EXERCISE INSTRUCTIONS. Without the pictures, print each of the records below exactly as it appears.

SUPPLIED RECORDS.
>> start
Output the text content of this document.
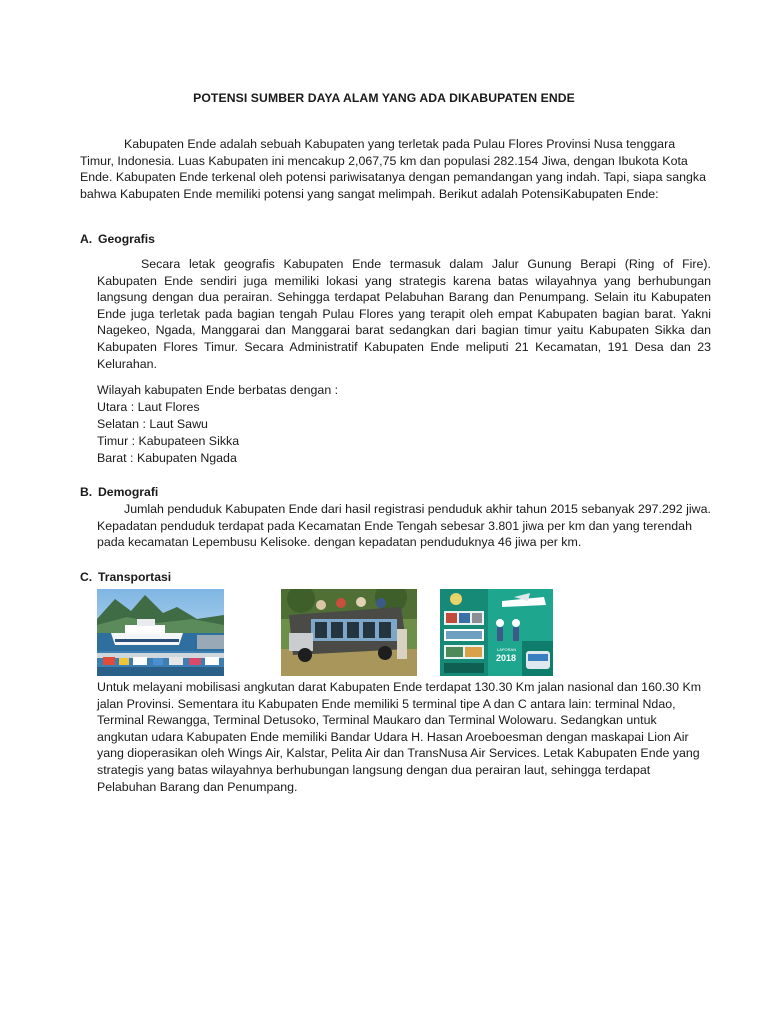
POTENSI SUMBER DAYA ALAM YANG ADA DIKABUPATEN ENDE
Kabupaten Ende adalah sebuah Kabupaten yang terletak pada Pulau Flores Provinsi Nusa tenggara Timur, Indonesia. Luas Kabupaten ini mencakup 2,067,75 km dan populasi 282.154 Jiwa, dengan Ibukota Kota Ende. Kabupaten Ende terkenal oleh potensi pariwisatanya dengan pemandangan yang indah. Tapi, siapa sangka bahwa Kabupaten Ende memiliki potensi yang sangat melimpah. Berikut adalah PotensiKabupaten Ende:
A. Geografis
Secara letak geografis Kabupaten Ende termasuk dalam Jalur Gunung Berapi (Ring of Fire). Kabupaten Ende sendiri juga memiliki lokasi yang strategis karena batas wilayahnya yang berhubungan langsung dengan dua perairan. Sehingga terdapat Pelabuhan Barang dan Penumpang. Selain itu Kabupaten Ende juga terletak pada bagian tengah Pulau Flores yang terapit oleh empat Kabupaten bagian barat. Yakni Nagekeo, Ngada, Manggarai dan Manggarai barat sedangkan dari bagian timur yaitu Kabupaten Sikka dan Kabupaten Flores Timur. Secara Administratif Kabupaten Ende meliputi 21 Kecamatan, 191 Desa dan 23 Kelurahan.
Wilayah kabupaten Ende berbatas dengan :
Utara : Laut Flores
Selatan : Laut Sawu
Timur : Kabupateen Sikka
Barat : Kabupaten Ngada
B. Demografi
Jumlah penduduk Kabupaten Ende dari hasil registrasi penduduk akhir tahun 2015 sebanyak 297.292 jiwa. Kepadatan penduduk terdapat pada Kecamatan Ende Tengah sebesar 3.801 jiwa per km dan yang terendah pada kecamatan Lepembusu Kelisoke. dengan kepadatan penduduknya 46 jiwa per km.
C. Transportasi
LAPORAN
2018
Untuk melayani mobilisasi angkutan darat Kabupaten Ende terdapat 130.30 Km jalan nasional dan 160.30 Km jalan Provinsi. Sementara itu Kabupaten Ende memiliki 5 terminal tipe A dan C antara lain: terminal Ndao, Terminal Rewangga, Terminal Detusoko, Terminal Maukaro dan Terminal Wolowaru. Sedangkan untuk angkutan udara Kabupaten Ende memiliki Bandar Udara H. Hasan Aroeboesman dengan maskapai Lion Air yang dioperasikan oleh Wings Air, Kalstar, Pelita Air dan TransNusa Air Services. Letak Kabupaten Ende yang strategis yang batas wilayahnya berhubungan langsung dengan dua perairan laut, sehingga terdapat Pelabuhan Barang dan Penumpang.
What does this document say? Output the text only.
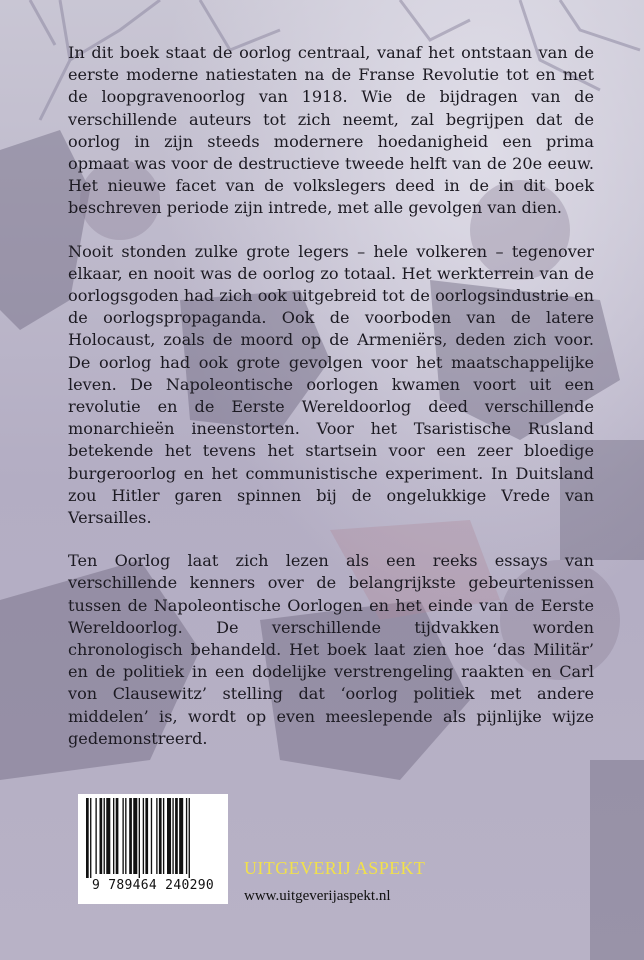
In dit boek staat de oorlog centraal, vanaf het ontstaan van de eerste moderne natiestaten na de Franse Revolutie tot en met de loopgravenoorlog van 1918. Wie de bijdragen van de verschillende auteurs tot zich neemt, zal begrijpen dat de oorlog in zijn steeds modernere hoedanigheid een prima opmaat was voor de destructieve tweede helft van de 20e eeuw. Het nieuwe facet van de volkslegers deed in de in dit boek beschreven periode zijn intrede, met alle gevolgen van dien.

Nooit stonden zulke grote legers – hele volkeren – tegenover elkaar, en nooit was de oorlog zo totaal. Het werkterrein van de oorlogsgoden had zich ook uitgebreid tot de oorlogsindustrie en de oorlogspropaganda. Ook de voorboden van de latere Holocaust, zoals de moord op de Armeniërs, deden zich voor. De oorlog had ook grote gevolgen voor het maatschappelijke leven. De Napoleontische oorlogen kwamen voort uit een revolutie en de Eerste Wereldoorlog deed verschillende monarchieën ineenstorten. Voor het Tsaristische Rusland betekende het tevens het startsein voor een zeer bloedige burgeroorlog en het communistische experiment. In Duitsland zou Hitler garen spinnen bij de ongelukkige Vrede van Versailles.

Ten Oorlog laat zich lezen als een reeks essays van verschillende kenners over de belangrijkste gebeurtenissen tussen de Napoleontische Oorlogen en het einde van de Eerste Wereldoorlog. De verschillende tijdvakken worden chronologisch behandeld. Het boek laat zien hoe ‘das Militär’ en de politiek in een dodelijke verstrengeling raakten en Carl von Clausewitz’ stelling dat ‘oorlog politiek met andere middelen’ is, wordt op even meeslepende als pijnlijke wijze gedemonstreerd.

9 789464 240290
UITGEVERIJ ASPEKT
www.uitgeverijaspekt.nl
>> end
THE RESULT.
Output the text content of this document.
POTENSI SUMBER DAYA ALAM YANG ADA DIKABUPATEN ENDE
Kabupaten Ende adalah sebuah Kabupaten yang terletak pada Pulau Flores Provinsi Nusa tenggara Timur, Indonesia. Luas Kabupaten ini mencakup 2,067,75 km dan populasi 282.154 Jiwa, dengan Ibukota Kota Ende. Kabupaten Ende terkenal oleh potensi pariwisatanya dengan pemandangan yang indah. Tapi, siapa sangka bahwa Kabupaten Ende memiliki potensi yang sangat melimpah. Berikut adalah PotensiKabupaten Ende:
A. Geografis
Secara letak geografis Kabupaten Ende termasuk dalam Jalur Gunung Berapi (Ring of Fire). Kabupaten Ende sendiri juga memiliki lokasi yang strategis karena batas wilayahnya yang berhubungan langsung dengan dua perairan. Sehingga terdapat Pelabuhan Barang dan Penumpang. Selain itu Kabupaten Ende juga terletak pada bagian tengah Pulau Flores yang terapit oleh empat Kabupaten bagian barat. Yakni Nagekeo, Ngada, Manggarai dan Manggarai barat sedangkan dari bagian timur yaitu Kabupaten Sikka dan Kabupaten Flores Timur. Secara Administratif Kabupaten Ende meliputi 21 Kecamatan, 191 Desa dan 23 Kelurahan.
Wilayah kabupaten Ende berbatas dengan :
Utara : Laut Flores
Selatan : Laut Sawu
Timur : Kabupateen Sikka
Barat : Kabupaten Ngada
B. Demografi
Jumlah penduduk Kabupaten Ende dari hasil registrasi penduduk akhir tahun 2015 sebanyak 297.292 jiwa. Kepadatan penduduk terdapat pada Kecamatan Ende Tengah sebesar 3.801 jiwa per km dan yang terendah pada kecamatan Lepembusu Kelisoke. dengan kepadatan penduduknya 46 jiwa per km.
C. Transportasi
LAPORAN
2018
Untuk melayani mobilisasi angkutan darat Kabupaten Ende terdapat 130.30 Km jalan nasional dan 160.30 Km jalan Provinsi. Sementara itu Kabupaten Ende memiliki 5 terminal tipe A dan C antara lain: terminal Ndao, Terminal Rewangga, Terminal Detusoko, Terminal Maukaro dan Terminal Wolowaru. Sedangkan untuk angkutan udara Kabupaten Ende memiliki Bandar Udara H. Hasan Aroeboesman dengan maskapai Lion Air yang dioperasikan oleh Wings Air, Kalstar, Pelita Air dan TransNusa Air Services. Letak Kabupaten Ende yang strategis yang batas wilayahnya berhubungan langsung dengan dua perairan laut, sehingga terdapat Pelabuhan Barang dan Penumpang.
What does this document say? Output the text only.
In dit boek staat de oorlog centraal, vanaf het ontstaan van de eerste moderne natiestaten na de Franse Revolutie tot en met de loopgravenoorlog van 1918. Wie de bijdragen van de verschillende auteurs tot zich neemt, zal begrijpen dat de oorlog in zijn steeds modernere hoedanigheid een prima opmaat was voor de destructieve tweede helft van de 20e eeuw. Het nieuwe facet van de volkslegers deed in de in dit boek beschreven periode zijn intrede, met alle gevolgen van dien.

Nooit stonden zulke grote legers – hele volkeren – tegenover elkaar, en nooit was de oorlog zo totaal. Het werkterrein van de oorlogsgoden had zich ook uitgebreid tot de oorlogsindustrie en de oorlogspropaganda. Ook de voorboden van de latere Holocaust, zoals de moord op de Armeniërs, deden zich voor. De oorlog had ook grote gevolgen voor het maatschappelijke leven. De Napoleontische oorlogen kwamen voort uit een revolutie en de Eerste Wereldoorlog deed verschillende monarchieën ineenstorten. Voor het Tsaristische Rusland betekende het tevens het startsein voor een zeer bloedige burgeroorlog en het communistische experiment. In Duitsland zou Hitler garen spinnen bij de ongelukkige Vrede van Versailles.

Ten Oorlog laat zich lezen als een reeks essays van verschillende kenners over de belangrijkste gebeurtenissen tussen de Napoleontische Oorlogen en het einde van de Eerste Wereldoorlog. De verschillende tijdvakken worden chronologisch behandeld. Het boek laat zien hoe ‘das Militär’ en de politiek in een dodelijke verstrengeling raakten en Carl von Clausewitz’ stelling dat ‘oorlog politiek met andere middelen’ is, wordt op even meeslepende als pijnlijke wijze gedemonstreerd.

9 789464 240290
UITGEVERIJ ASPEKT
www.uitgeverijaspekt.nl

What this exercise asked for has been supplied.